### Provided data
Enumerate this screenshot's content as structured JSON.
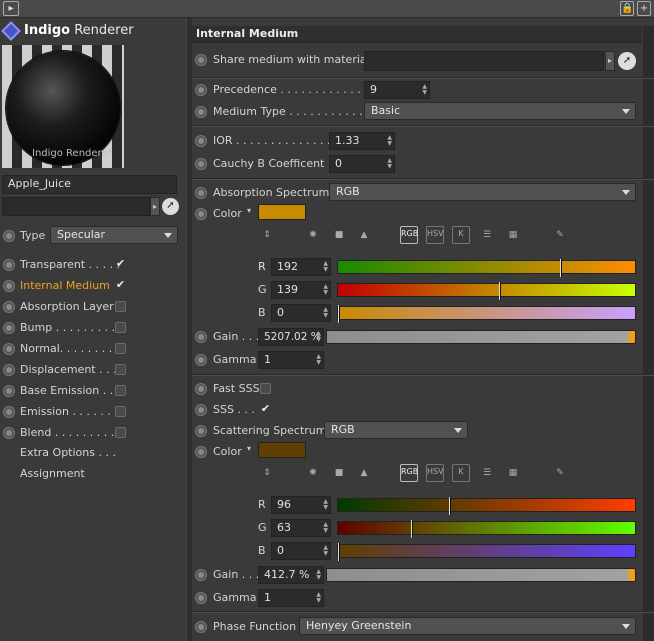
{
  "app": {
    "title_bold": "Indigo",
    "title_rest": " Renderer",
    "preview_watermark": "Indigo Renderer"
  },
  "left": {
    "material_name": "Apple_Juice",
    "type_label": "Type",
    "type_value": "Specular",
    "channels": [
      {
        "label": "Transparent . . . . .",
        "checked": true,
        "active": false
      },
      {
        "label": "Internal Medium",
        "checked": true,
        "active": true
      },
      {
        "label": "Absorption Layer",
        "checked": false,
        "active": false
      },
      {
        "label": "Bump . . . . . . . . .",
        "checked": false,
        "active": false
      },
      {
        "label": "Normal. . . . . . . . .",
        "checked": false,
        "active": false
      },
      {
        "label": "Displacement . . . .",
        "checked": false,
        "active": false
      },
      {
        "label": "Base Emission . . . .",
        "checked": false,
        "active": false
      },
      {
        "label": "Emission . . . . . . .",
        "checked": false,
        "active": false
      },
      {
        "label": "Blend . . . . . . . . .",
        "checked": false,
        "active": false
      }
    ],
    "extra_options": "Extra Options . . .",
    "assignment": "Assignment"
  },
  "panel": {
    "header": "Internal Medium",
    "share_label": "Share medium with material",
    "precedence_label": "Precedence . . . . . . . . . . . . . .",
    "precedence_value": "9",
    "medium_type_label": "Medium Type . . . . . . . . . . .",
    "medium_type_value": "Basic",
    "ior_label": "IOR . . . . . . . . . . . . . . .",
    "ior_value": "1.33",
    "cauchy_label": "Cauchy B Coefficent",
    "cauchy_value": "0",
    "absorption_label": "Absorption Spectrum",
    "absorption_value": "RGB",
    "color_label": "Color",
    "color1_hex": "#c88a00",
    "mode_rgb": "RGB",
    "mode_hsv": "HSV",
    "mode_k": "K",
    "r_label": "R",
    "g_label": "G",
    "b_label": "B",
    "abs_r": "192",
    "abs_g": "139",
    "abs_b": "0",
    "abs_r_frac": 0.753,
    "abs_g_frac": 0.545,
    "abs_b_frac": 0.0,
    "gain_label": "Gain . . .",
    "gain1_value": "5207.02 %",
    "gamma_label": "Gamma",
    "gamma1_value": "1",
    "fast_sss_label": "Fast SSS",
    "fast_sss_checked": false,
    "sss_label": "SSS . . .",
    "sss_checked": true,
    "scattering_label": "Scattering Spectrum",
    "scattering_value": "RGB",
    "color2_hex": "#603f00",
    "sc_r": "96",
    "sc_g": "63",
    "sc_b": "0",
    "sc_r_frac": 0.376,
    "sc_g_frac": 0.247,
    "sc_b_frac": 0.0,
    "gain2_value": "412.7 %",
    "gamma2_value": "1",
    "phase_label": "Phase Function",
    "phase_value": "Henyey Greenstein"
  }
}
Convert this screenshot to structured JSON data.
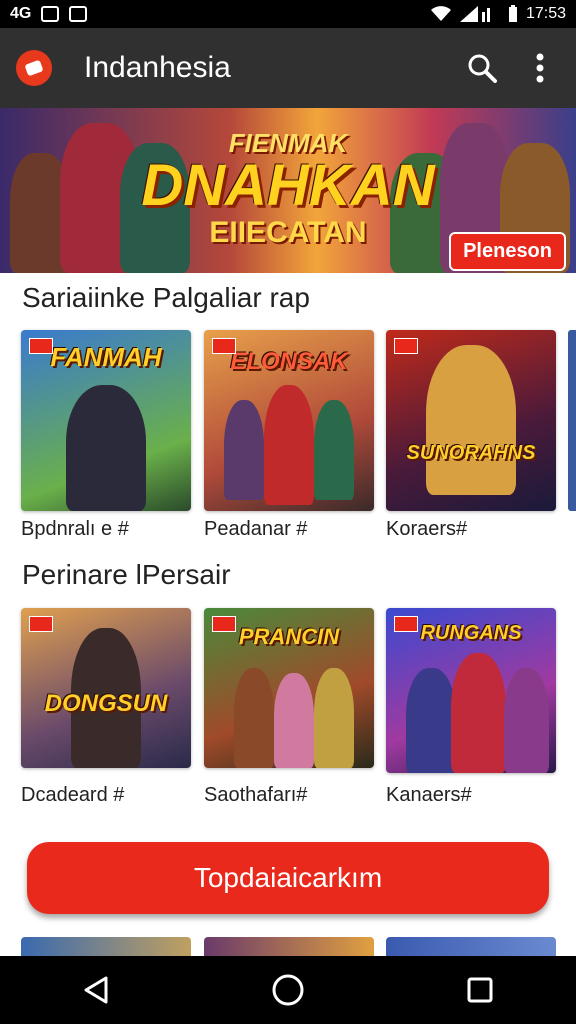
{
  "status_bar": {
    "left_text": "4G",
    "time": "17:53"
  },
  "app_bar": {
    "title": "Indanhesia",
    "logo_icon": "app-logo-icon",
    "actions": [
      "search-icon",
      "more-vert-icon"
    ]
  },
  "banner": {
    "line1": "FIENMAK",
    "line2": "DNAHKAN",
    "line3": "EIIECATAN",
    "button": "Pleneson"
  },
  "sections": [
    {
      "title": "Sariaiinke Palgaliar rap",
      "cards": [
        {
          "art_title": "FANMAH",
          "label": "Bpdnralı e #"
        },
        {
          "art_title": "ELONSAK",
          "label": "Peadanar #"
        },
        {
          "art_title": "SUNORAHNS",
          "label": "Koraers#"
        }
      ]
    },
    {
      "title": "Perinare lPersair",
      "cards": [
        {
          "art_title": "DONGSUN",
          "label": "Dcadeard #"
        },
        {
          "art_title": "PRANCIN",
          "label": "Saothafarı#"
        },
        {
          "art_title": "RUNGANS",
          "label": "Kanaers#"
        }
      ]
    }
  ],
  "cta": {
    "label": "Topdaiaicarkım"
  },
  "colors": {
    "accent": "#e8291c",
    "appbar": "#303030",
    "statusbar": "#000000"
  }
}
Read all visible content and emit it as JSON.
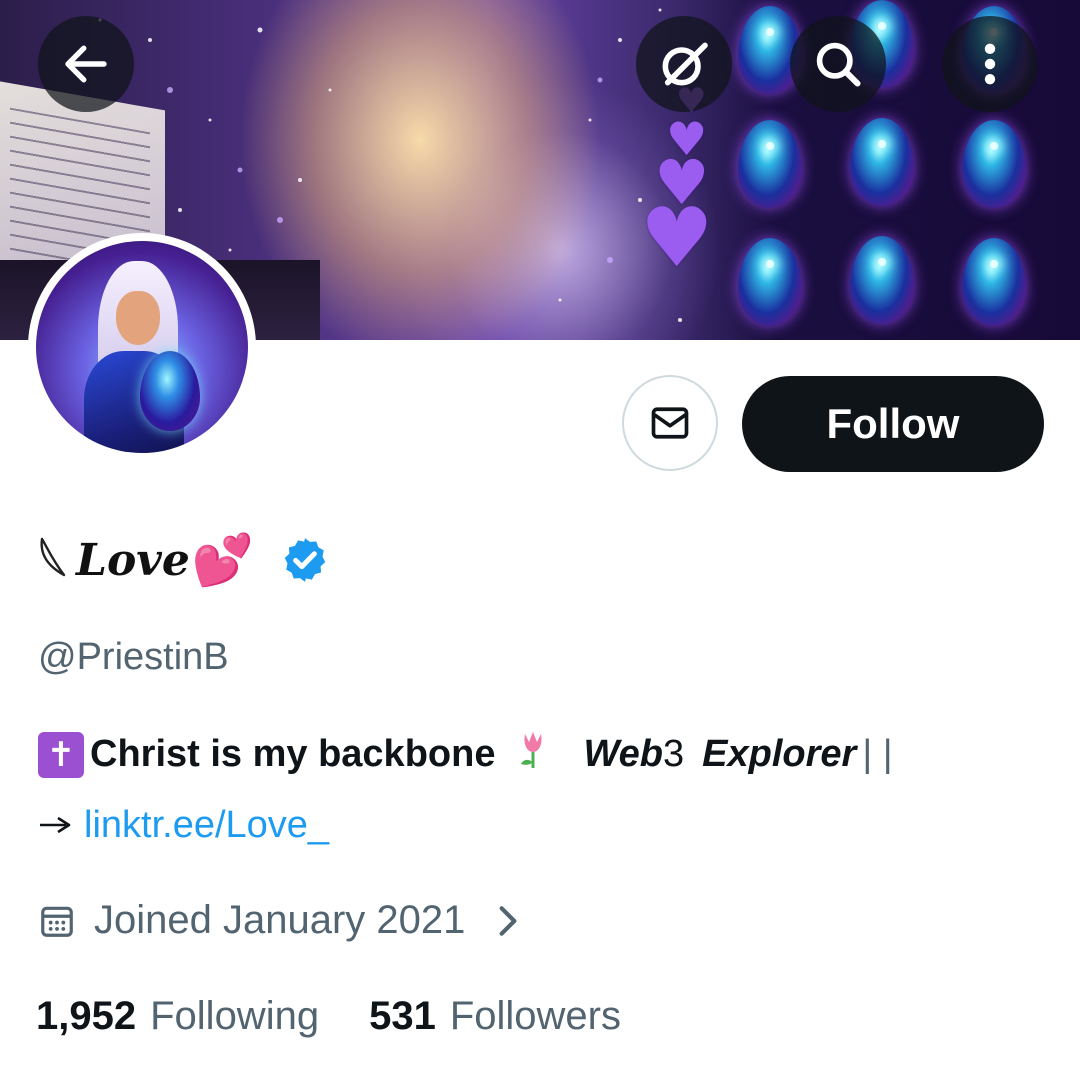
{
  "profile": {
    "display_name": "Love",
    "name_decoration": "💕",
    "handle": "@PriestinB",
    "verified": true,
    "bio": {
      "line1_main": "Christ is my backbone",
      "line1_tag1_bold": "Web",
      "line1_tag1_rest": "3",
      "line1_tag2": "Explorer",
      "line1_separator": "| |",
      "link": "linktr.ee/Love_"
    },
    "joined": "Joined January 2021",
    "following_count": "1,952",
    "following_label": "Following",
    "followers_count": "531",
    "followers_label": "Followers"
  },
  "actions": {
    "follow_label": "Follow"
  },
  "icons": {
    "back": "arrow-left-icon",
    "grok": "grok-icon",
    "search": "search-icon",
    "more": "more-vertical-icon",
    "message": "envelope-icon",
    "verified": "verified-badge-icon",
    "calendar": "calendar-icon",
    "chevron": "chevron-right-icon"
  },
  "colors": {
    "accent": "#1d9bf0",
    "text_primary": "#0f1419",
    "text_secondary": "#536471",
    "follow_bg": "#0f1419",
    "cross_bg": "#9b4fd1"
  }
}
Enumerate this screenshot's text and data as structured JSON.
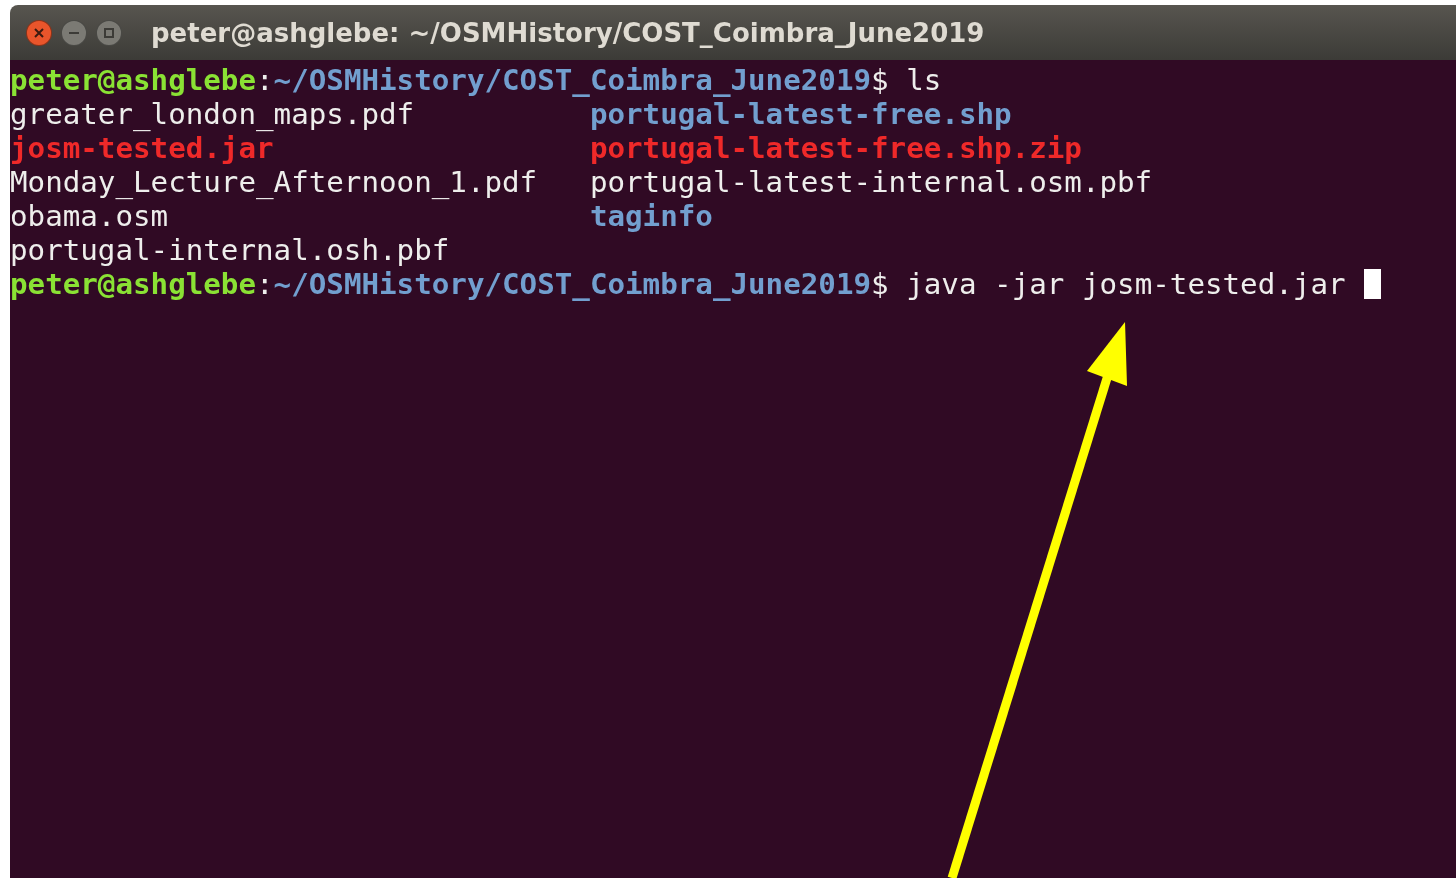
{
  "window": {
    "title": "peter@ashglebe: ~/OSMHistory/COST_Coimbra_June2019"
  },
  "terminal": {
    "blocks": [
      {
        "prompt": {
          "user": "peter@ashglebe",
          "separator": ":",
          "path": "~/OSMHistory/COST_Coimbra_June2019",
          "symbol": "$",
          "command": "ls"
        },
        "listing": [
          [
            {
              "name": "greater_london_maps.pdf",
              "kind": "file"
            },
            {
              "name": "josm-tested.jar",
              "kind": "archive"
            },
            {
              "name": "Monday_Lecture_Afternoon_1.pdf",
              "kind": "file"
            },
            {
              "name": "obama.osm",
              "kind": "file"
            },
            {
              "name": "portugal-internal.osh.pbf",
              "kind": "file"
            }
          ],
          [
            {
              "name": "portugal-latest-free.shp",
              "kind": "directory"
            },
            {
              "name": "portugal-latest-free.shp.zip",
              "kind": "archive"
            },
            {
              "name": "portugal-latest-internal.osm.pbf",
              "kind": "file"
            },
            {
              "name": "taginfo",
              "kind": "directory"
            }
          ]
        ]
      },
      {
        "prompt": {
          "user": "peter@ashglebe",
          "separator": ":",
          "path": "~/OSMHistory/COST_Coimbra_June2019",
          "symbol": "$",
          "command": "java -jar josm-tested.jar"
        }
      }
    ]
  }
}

### Your instructions
Print out every entry above without changing a word, and leave out the pictures.

### Reply to the exercise
Enumerate this screenshot's content as structured JSON.
{
  "app": {
    "title_bold": "Indigo",
    "title_rest": " Renderer",
    "preview_watermark": "Indigo Renderer"
  },
  "left": {
    "material_name": "Apple_Juice",
    "type_label": "Type",
    "type_value": "Specular",
    "channels": [
      {
        "label": "Transparent . . . . .",
        "checked": true,
        "active": false
      },
      {
        "label": "Internal Medium",
        "checked": true,
        "active": true
      },
      {
        "label": "Absorption Layer",
        "checked": false,
        "active": false
      },
      {
        "label": "Bump . . . . . . . . .",
        "checked": false,
        "active": false
      },
      {
        "label": "Normal. . . . . . . . .",
        "checked": false,
        "active": false
      },
      {
        "label": "Displacement . . . .",
        "checked": false,
        "active": false
      },
      {
        "label": "Base Emission . . . .",
        "checked": false,
        "active": false
      },
      {
        "label": "Emission . . . . . . .",
        "checked": false,
        "active": false
      },
      {
        "label": "Blend . . . . . . . . .",
        "checked": false,
        "active": false
      }
    ],
    "extra_options": "Extra Options . . .",
    "assignment": "Assignment"
  },
  "panel": {
    "header": "Internal Medium",
    "share_label": "Share medium with material",
    "precedence_label": "Precedence . . . . . . . . . . . . . .",
    "precedence_value": "9",
    "medium_type_label": "Medium Type . . . . . . . . . . .",
    "medium_type_value": "Basic",
    "ior_label": "IOR . . . . . . . . . . . . . . .",
    "ior_value": "1.33",
    "cauchy_label": "Cauchy B Coefficent",
    "cauchy_value": "0",
    "absorption_label": "Absorption Spectrum",
    "absorption_value": "RGB",
    "color_label": "Color",
    "color1_hex": "#c88a00",
    "mode_rgb": "RGB",
    "mode_hsv": "HSV",
    "mode_k": "K",
    "r_label": "R",
    "g_label": "G",
    "b_label": "B",
    "abs_r": "192",
    "abs_g": "139",
    "abs_b": "0",
    "abs_r_frac": 0.753,
    "abs_g_frac": 0.545,
    "abs_b_frac": 0.0,
    "gain_label": "Gain . . .",
    "gain1_value": "5207.02 %",
    "gamma_label": "Gamma",
    "gamma1_value": "1",
    "fast_sss_label": "Fast SSS",
    "fast_sss_checked": false,
    "sss_label": "SSS . . .",
    "sss_checked": true,
    "scattering_label": "Scattering Spectrum",
    "scattering_value": "RGB",
    "color2_hex": "#603f00",
    "sc_r": "96",
    "sc_g": "63",
    "sc_b": "0",
    "sc_r_frac": 0.376,
    "sc_g_frac": 0.247,
    "sc_b_frac": 0.0,
    "gain2_value": "412.7 %",
    "gamma2_value": "1",
    "phase_label": "Phase Function",
    "phase_value": "Henyey Greenstein"
  }
}
Convert this screenshot to structured JSON data.
{
  "status_bar": {
    "left_text": "4G",
    "time": "17:53"
  },
  "app_bar": {
    "title": "Indanhesia",
    "logo_icon": "app-logo-icon",
    "actions": [
      "search-icon",
      "more-vert-icon"
    ]
  },
  "banner": {
    "line1": "FIENMAK",
    "line2": "DNAHKAN",
    "line3": "EIIECATAN",
    "button": "Pleneson"
  },
  "sections": [
    {
      "title": "Sariaiinke Palgaliar rap",
      "cards": [
        {
          "art_title": "FANMAH",
          "label": "Bpdnralı e #"
        },
        {
          "art_title": "ELONSAK",
          "label": "Peadanar #"
        },
        {
          "art_title": "SUNORAHNS",
          "label": "Koraers#"
        }
      ]
    },
    {
      "title": "Perinare lPersair",
      "cards": [
        {
          "art_title": "DONGSUN",
          "label": "Dcadeard #"
        },
        {
          "art_title": "PRANCIN",
          "label": "Saothafarı#"
        },
        {
          "art_title": "RUNGANS",
          "label": "Kanaers#"
        }
      ]
    }
  ],
  "cta": {
    "label": "Topdaiaicarkım"
  },
  "colors": {
    "accent": "#e8291c",
    "appbar": "#303030",
    "statusbar": "#000000"
  }
}
Read all visible content and emit it as JSON.
{
  "profile": {
    "display_name": "Love",
    "name_decoration": "💕",
    "handle": "@PriestinB",
    "verified": true,
    "bio": {
      "line1_main": "Christ is my backbone",
      "line1_tag1_bold": "Web",
      "line1_tag1_rest": "3",
      "line1_tag2": "Explorer",
      "line1_separator": "| |",
      "link": "linktr.ee/Love_"
    },
    "joined": "Joined January 2021",
    "following_count": "1,952",
    "following_label": "Following",
    "followers_count": "531",
    "followers_label": "Followers"
  },
  "actions": {
    "follow_label": "Follow"
  },
  "icons": {
    "back": "arrow-left-icon",
    "grok": "grok-icon",
    "search": "search-icon",
    "more": "more-vertical-icon",
    "message": "envelope-icon",
    "verified": "verified-badge-icon",
    "calendar": "calendar-icon",
    "chevron": "chevron-right-icon"
  },
  "colors": {
    "accent": "#1d9bf0",
    "text_primary": "#0f1419",
    "text_secondary": "#536471",
    "follow_bg": "#0f1419",
    "cross_bg": "#9b4fd1"
  }
}
Enumerate this screenshot's text and data as structured JSON.
{
  "window": {
    "title": "peter@ashglebe: ~/OSMHistory/COST_Coimbra_June2019"
  },
  "terminal": {
    "blocks": [
      {
        "prompt": {
          "user": "peter@ashglebe",
          "separator": ":",
          "path": "~/OSMHistory/COST_Coimbra_June2019",
          "symbol": "$",
          "command": "ls"
        },
        "listing": [
          [
            {
              "name": "greater_london_maps.pdf",
              "kind": "file"
            },
            {
              "name": "josm-tested.jar",
              "kind": "archive"
            },
            {
              "name": "Monday_Lecture_Afternoon_1.pdf",
              "kind": "file"
            },
            {
              "name": "obama.osm",
              "kind": "file"
            },
            {
              "name": "portugal-internal.osh.pbf",
              "kind": "file"
            }
          ],
          [
            {
              "name": "portugal-latest-free.shp",
              "kind": "directory"
            },
            {
              "name": "portugal-latest-free.shp.zip",
              "kind": "archive"
            },
            {
              "name": "portugal-latest-internal.osm.pbf",
              "kind": "file"
            },
            {
              "name": "taginfo",
              "kind": "directory"
            }
          ]
        ]
      },
      {
        "prompt": {
          "user": "peter@ashglebe",
          "separator": ":",
          "path": "~/OSMHistory/COST_Coimbra_June2019",
          "symbol": "$",
          "command": "java -jar josm-tested.jar"
        }
      }
    ]
  }
}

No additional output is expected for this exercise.